Directions for this task. In the entries, find all lines that hold the word "COOMBE" and copy them.

Stored records.
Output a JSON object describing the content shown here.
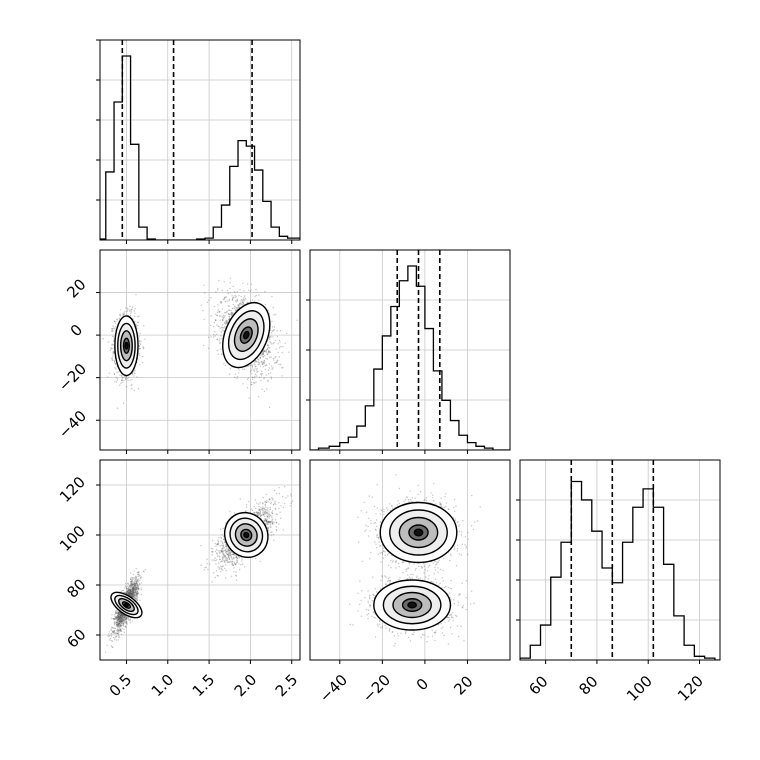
{
  "chart_data": {
    "type": "corner",
    "grid": true,
    "panels": [
      {
        "id": "hist-x",
        "type": "histogram",
        "xlim": [
          0.18,
          2.6
        ],
        "ylim": [
          0,
          1
        ],
        "bins": [
          [
            0.18,
            0.25,
            0.005
          ],
          [
            0.25,
            0.35,
            0.37
          ],
          [
            0.35,
            0.45,
            0.75
          ],
          [
            0.45,
            0.55,
            1.0
          ],
          [
            0.55,
            0.65,
            0.52
          ],
          [
            0.65,
            0.75,
            0.07
          ],
          [
            0.75,
            0.85,
            0.005
          ],
          [
            0.85,
            1.0,
            0
          ],
          [
            1.0,
            1.2,
            0
          ],
          [
            1.2,
            1.35,
            0
          ],
          [
            1.35,
            1.45,
            0.005
          ],
          [
            1.45,
            1.55,
            0.01
          ],
          [
            1.55,
            1.65,
            0.07
          ],
          [
            1.65,
            1.75,
            0.19
          ],
          [
            1.75,
            1.85,
            0.4
          ],
          [
            1.85,
            1.95,
            0.54
          ],
          [
            1.95,
            2.05,
            0.51
          ],
          [
            2.05,
            2.15,
            0.38
          ],
          [
            2.15,
            2.25,
            0.21
          ],
          [
            2.25,
            2.35,
            0.07
          ],
          [
            2.35,
            2.45,
            0.02
          ],
          [
            2.45,
            2.6,
            0.01
          ]
        ],
        "quantiles": [
          0.45,
          1.07,
          2.02
        ],
        "xticks": [
          0.5,
          1.0,
          1.5,
          2.0,
          2.5
        ],
        "yticks": [
          0.2,
          0.4,
          0.6,
          0.8,
          1.0
        ]
      },
      {
        "id": "hist-y",
        "type": "histogram",
        "xlim": [
          -54,
          40
        ],
        "ylim": [
          0,
          1
        ],
        "bins": [
          [
            -54,
            -50,
            0
          ],
          [
            -50,
            -45,
            0.01
          ],
          [
            -45,
            -40,
            0.02
          ],
          [
            -40,
            -36,
            0.04
          ],
          [
            -36,
            -32,
            0.07
          ],
          [
            -32,
            -28,
            0.13
          ],
          [
            -28,
            -24,
            0.24
          ],
          [
            -24,
            -20,
            0.44
          ],
          [
            -20,
            -16,
            0.62
          ],
          [
            -16,
            -12,
            0.78
          ],
          [
            -12,
            -8,
            0.92
          ],
          [
            -8,
            -4,
            1.0
          ],
          [
            -4,
            0,
            0.89
          ],
          [
            0,
            4,
            0.66
          ],
          [
            4,
            8,
            0.43
          ],
          [
            8,
            12,
            0.27
          ],
          [
            12,
            16,
            0.16
          ],
          [
            16,
            20,
            0.08
          ],
          [
            20,
            24,
            0.04
          ],
          [
            24,
            28,
            0.02
          ],
          [
            28,
            32,
            0.01
          ],
          [
            32,
            40,
            0.0
          ]
        ],
        "quantiles": [
          -13,
          -3,
          7
        ],
        "xticks": [
          -40,
          -20,
          0,
          20
        ],
        "yticks": [
          0.25,
          0.5,
          0.75
        ]
      },
      {
        "id": "hist-z",
        "type": "histogram",
        "xlim": [
          50,
          128
        ],
        "ylim": [
          0,
          1
        ],
        "bins": [
          [
            50,
            54,
            0.01
          ],
          [
            54,
            58,
            0.08
          ],
          [
            58,
            62,
            0.19
          ],
          [
            62,
            66,
            0.45
          ],
          [
            66,
            70,
            0.64
          ],
          [
            70,
            74,
            0.97
          ],
          [
            74,
            78,
            0.87
          ],
          [
            78,
            82,
            0.7
          ],
          [
            82,
            86,
            0.5
          ],
          [
            86,
            90,
            0.42
          ],
          [
            90,
            94,
            0.64
          ],
          [
            94,
            98,
            0.83
          ],
          [
            98,
            102,
            0.93
          ],
          [
            102,
            106,
            0.83
          ],
          [
            106,
            110,
            0.52
          ],
          [
            110,
            114,
            0.24
          ],
          [
            114,
            118,
            0.08
          ],
          [
            118,
            122,
            0.02
          ],
          [
            122,
            126,
            0.01
          ],
          [
            126,
            128,
            0
          ]
        ],
        "quantiles": [
          70,
          86,
          102
        ],
        "xticks": [
          60,
          80,
          100,
          120
        ],
        "yticks": [
          0.2,
          0.4,
          0.6,
          0.8
        ]
      },
      {
        "id": "scatter-xy",
        "type": "scatter-contour",
        "xlim": [
          0.18,
          2.6
        ],
        "ylim": [
          -54,
          40
        ],
        "xticks": [
          0.5,
          1.0,
          1.5,
          2.0,
          2.5
        ],
        "yticks": [
          -40,
          -20,
          0,
          20
        ],
        "clusters": [
          {
            "cx": 0.5,
            "cy": -5,
            "sx": 0.07,
            "sy": 7,
            "rho": 0.0,
            "n": 1600
          },
          {
            "cx": 1.95,
            "cy": 0,
            "sx": 0.17,
            "sy": 9,
            "rho": -0.35,
            "n": 1600
          }
        ]
      },
      {
        "id": "scatter-xz",
        "type": "scatter-contour",
        "xlim": [
          0.18,
          2.6
        ],
        "ylim": [
          50,
          130
        ],
        "xticks": [
          0.5,
          1.0,
          1.5,
          2.0,
          2.5
        ],
        "yticks": [
          60,
          80,
          100,
          120
        ],
        "clusters": [
          {
            "cx": 0.5,
            "cy": 72,
            "sx": 0.07,
            "sy": 5,
            "rho": 0.8,
            "n": 1600
          },
          {
            "cx": 1.95,
            "cy": 100,
            "sx": 0.17,
            "sy": 6,
            "rho": 0.7,
            "n": 1600
          }
        ]
      },
      {
        "id": "scatter-yz",
        "type": "scatter-contour",
        "xlim": [
          -54,
          40
        ],
        "ylim": [
          50,
          130
        ],
        "xticks": [
          -40,
          -20,
          0,
          20
        ],
        "yticks": [],
        "clusters": [
          {
            "cx": -6,
            "cy": 72,
            "sx": 9,
            "sy": 5,
            "rho": 0.0,
            "n": 1600
          },
          {
            "cx": -3,
            "cy": 101,
            "sx": 9,
            "sy": 6,
            "rho": 0.0,
            "n": 1600
          }
        ]
      }
    ]
  },
  "labels": {
    "x_ticks": [
      "0.5",
      "1.0",
      "1.5",
      "2.0",
      "2.5"
    ],
    "y_ticks_mid": [
      "20",
      "0",
      "−20",
      "−40"
    ],
    "y_ticks_bottom": [
      "120",
      "100",
      "80",
      "60"
    ],
    "x_ticks_mid": [
      "−40",
      "−20",
      "0",
      "20"
    ],
    "x_ticks_right": [
      "60",
      "80",
      "100",
      "120"
    ]
  }
}
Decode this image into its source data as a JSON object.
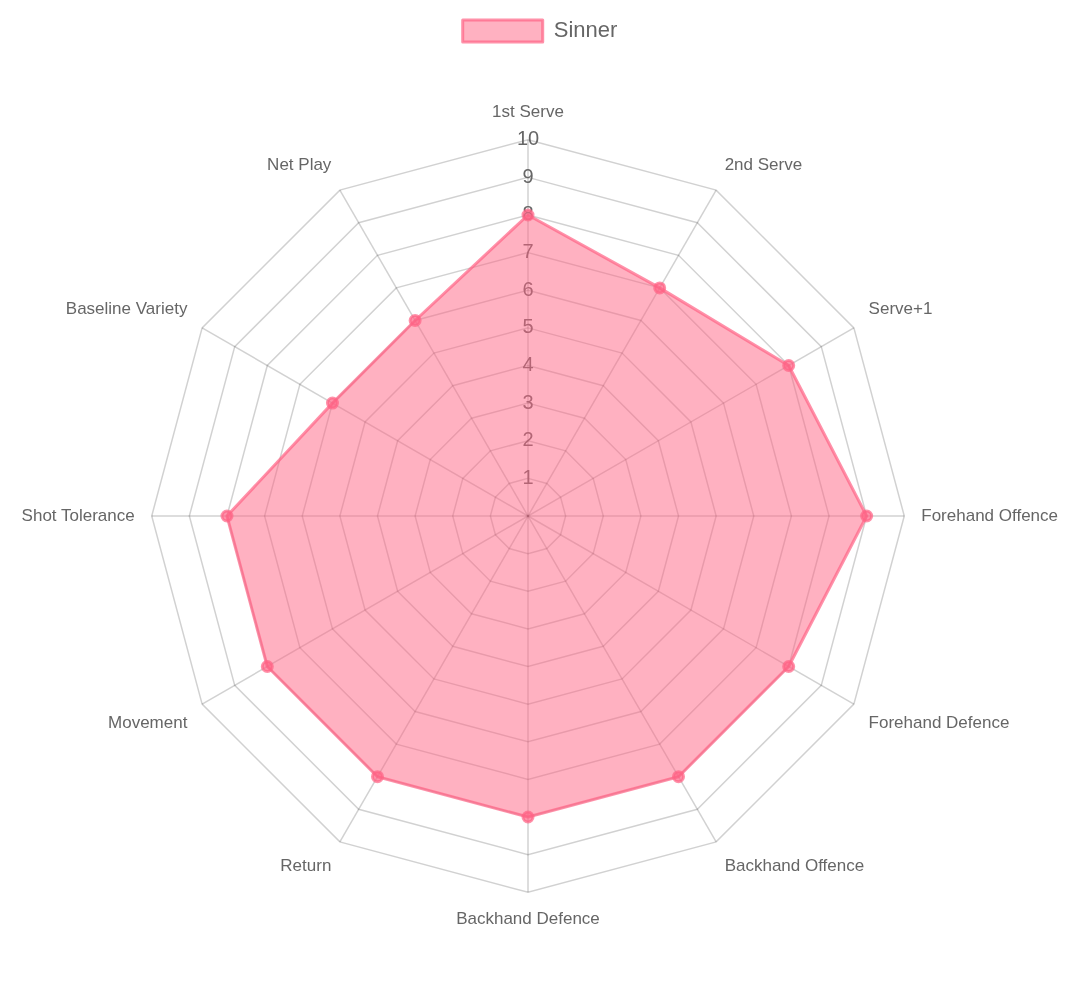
{
  "chart_data": {
    "type": "radar",
    "categories": [
      "1st Serve",
      "2nd Serve",
      "Serve+1",
      "Forehand Offence",
      "Forehand Defence",
      "Backhand Offence",
      "Backhand Defence",
      "Return",
      "Movement",
      "Shot Tolerance",
      "Baseline Variety",
      "Net Play"
    ],
    "series": [
      {
        "name": "Sinner",
        "color": "#ff6384",
        "values": [
          8,
          7,
          8,
          9,
          8,
          8,
          8,
          8,
          8,
          8,
          6,
          6
        ]
      }
    ],
    "ylim": [
      0,
      10
    ],
    "yticks": [
      1,
      2,
      3,
      4,
      5,
      6,
      7,
      8,
      9,
      10
    ],
    "grid": true,
    "legend": "top",
    "marker": "circle"
  }
}
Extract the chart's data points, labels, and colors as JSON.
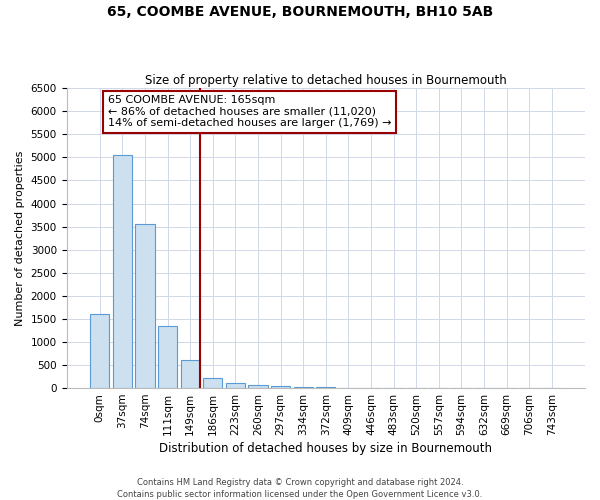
{
  "title": "65, COOMBE AVENUE, BOURNEMOUTH, BH10 5AB",
  "subtitle": "Size of property relative to detached houses in Bournemouth",
  "xlabel": "Distribution of detached houses by size in Bournemouth",
  "ylabel": "Number of detached properties",
  "footnote1": "Contains HM Land Registry data © Crown copyright and database right 2024.",
  "footnote2": "Contains public sector information licensed under the Open Government Licence v3.0.",
  "bar_labels": [
    "0sqm",
    "37sqm",
    "74sqm",
    "111sqm",
    "149sqm",
    "186sqm",
    "223sqm",
    "260sqm",
    "297sqm",
    "334sqm",
    "372sqm",
    "409sqm",
    "446sqm",
    "483sqm",
    "520sqm",
    "557sqm",
    "594sqm",
    "632sqm",
    "669sqm",
    "706sqm",
    "743sqm"
  ],
  "bar_values": [
    1600,
    5050,
    3550,
    1350,
    600,
    220,
    100,
    60,
    35,
    20,
    15,
    10,
    7,
    5,
    4,
    3,
    2,
    2,
    1,
    1,
    0
  ],
  "bar_color": "#cce0f0",
  "bar_edge_color": "#5b9bd5",
  "property_line_color": "#990000",
  "annotation_line1": "65 COOMBE AVENUE: 165sqm",
  "annotation_line2": "← 86% of detached houses are smaller (11,020)",
  "annotation_line3": "14% of semi-detached houses are larger (1,769) →",
  "annotation_box_color": "#990000",
  "ylim": [
    0,
    6500
  ],
  "yticks": [
    0,
    500,
    1000,
    1500,
    2000,
    2500,
    3000,
    3500,
    4000,
    4500,
    5000,
    5500,
    6000,
    6500
  ],
  "background_color": "#ffffff",
  "grid_color": "#d0d8e8",
  "title_fontsize": 10,
  "subtitle_fontsize": 8.5,
  "ylabel_fontsize": 8,
  "xlabel_fontsize": 8.5,
  "tick_fontsize": 7.5,
  "annotation_fontsize": 8,
  "footnote_fontsize": 6
}
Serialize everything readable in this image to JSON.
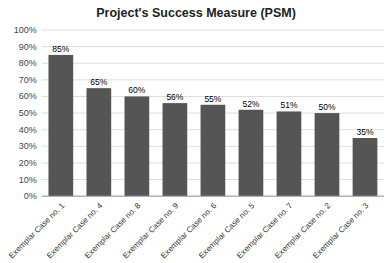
{
  "chart_data": {
    "type": "bar",
    "title": "Project's Success Measure (PSM)",
    "categories": [
      "Exemplar Case no. 1",
      "Exemplar Case no. 4",
      "Exemplar Case no. 8",
      "Exemplar Case no. 9",
      "Exemplar Case no. 6",
      "Exemplar Case no. 5",
      "Exemplar Case no. 7",
      "Exemplar Case no. 2",
      "Exemplar Case no. 3"
    ],
    "values": [
      85,
      65,
      60,
      56,
      55,
      52,
      51,
      50,
      35
    ],
    "value_labels": [
      "85%",
      "65%",
      "60%",
      "56%",
      "55%",
      "52%",
      "51%",
      "50%",
      "35%"
    ],
    "data_labels": true,
    "color": "#555555",
    "ylim": [
      0,
      100
    ],
    "yticks": [
      {
        "value": 0,
        "label": "0%"
      },
      {
        "value": 10,
        "label": "10%"
      },
      {
        "value": 20,
        "label": "20%"
      },
      {
        "value": 30,
        "label": "30%"
      },
      {
        "value": 40,
        "label": "40%"
      },
      {
        "value": 50,
        "label": "50%"
      },
      {
        "value": 60,
        "label": "60%"
      },
      {
        "value": 70,
        "label": "70%"
      },
      {
        "value": 80,
        "label": "80%"
      },
      {
        "value": 90,
        "label": "90%"
      },
      {
        "value": 100,
        "label": "100%"
      }
    ],
    "grid": true
  }
}
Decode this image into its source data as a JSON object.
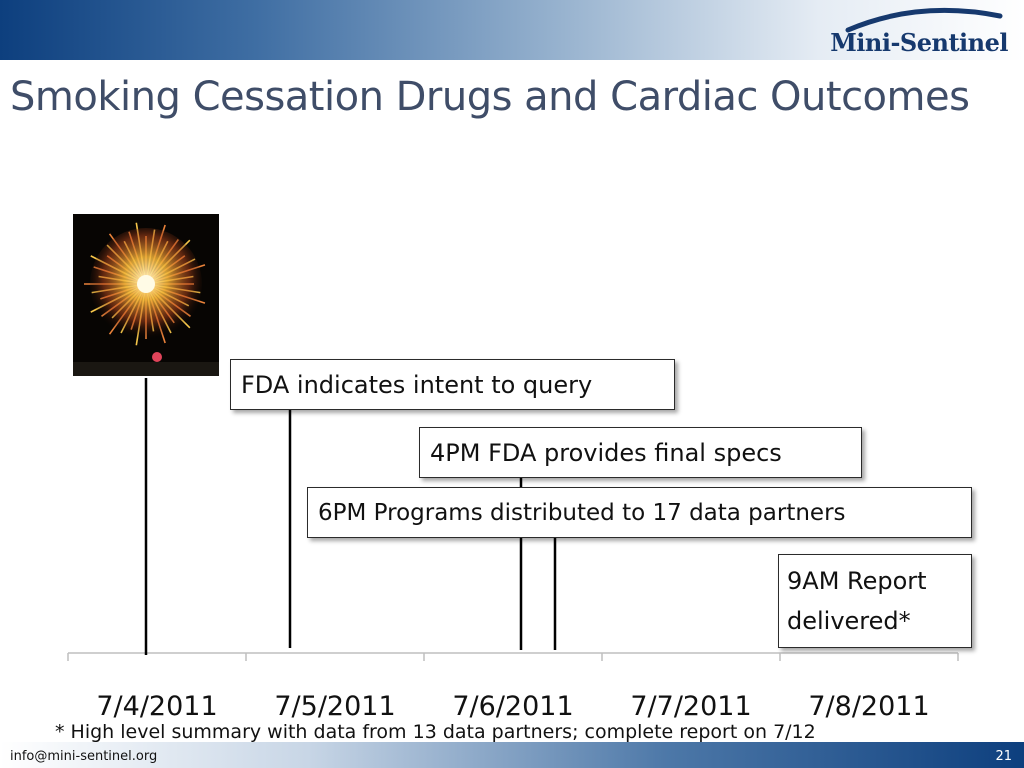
{
  "header": {
    "logo_text": "Mini-Sentinel",
    "title": "Smoking Cessation Drugs and Cardiac Outcomes"
  },
  "colors": {
    "brand_dark": "#0d3f7e",
    "title": "#3f4d68",
    "firework": "#f6c64a"
  },
  "image": {
    "icon": "fireworks-icon"
  },
  "timeline": {
    "axis": {
      "tick_labels": [
        "7/4/2011",
        "7/5/2011",
        "7/6/2011",
        "7/7/2011",
        "7/8/2011"
      ]
    },
    "events": [
      {
        "label": "FDA indicates intent to query"
      },
      {
        "label": "4PM FDA provides final specs"
      },
      {
        "label": "6PM Programs distributed to 17 data partners"
      },
      {
        "label": "9AM Report delivered*"
      }
    ]
  },
  "footnote": "* High level summary with data from 13 data partners; complete report on 7/12",
  "footer": {
    "email": "info@mini-sentinel.org",
    "slide_number": "21"
  }
}
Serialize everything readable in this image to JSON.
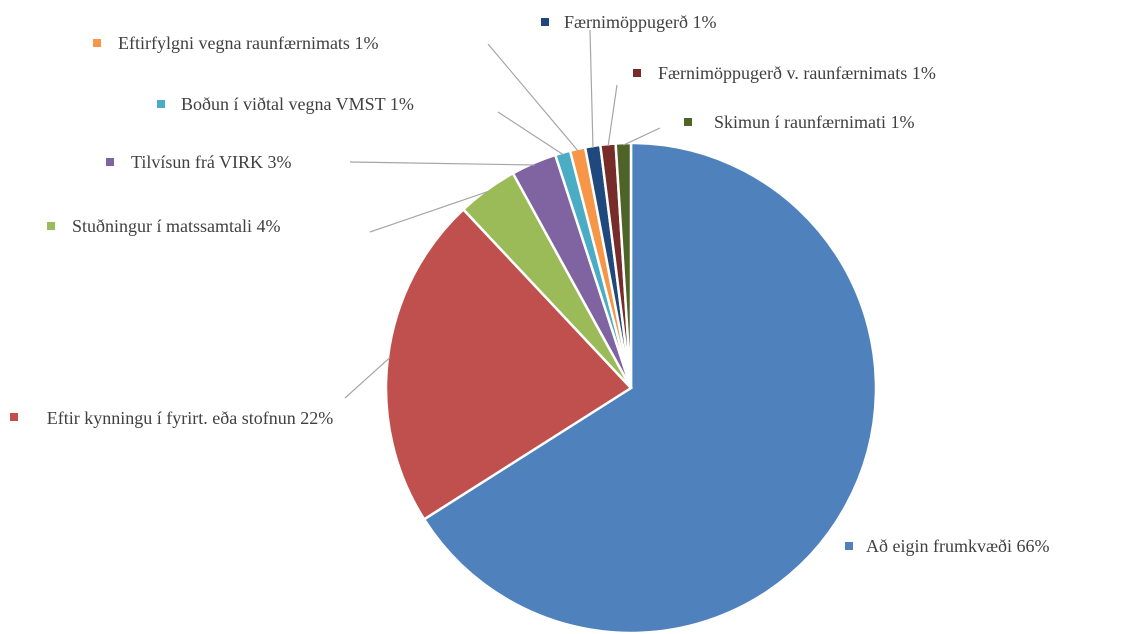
{
  "chart_data": {
    "type": "pie",
    "categories": [
      "Að eigin frumkvæði",
      "Eftir kynningu í fyrirt. eða stofnun",
      "Stuðningur í matssamtali",
      "Tilvísun frá VIRK",
      "Boðun í viðtal vegna VMST",
      "Eftirfylgni vegna raunfærnimats",
      "Færnimöppugerð",
      "Færnimöppugerð v. raunfærnimats",
      "Skimun í raunfærnimati"
    ],
    "values": [
      66,
      22,
      4,
      3,
      1,
      1,
      1,
      1,
      1
    ],
    "value_labels": [
      "66%",
      "22%",
      "4%",
      "3%",
      "1%",
      "1%",
      "1%",
      "1%",
      "1%"
    ],
    "colors": [
      "#4f81bd",
      "#c0504d",
      "#9bbb59",
      "#8064a2",
      "#4bacc6",
      "#f79646",
      "#1f497d",
      "#772c2a",
      "#4f6228"
    ]
  }
}
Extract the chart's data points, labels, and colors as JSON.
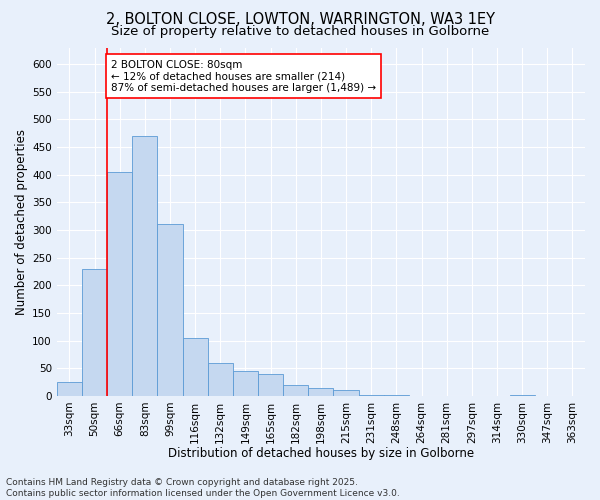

Complete response.
  "title": "65, COOMBE AVENUE, BOURNEMOUTH, BH10 5AB",
  "annotation_line1": "65 COOMBE AVENUE: 165sqm",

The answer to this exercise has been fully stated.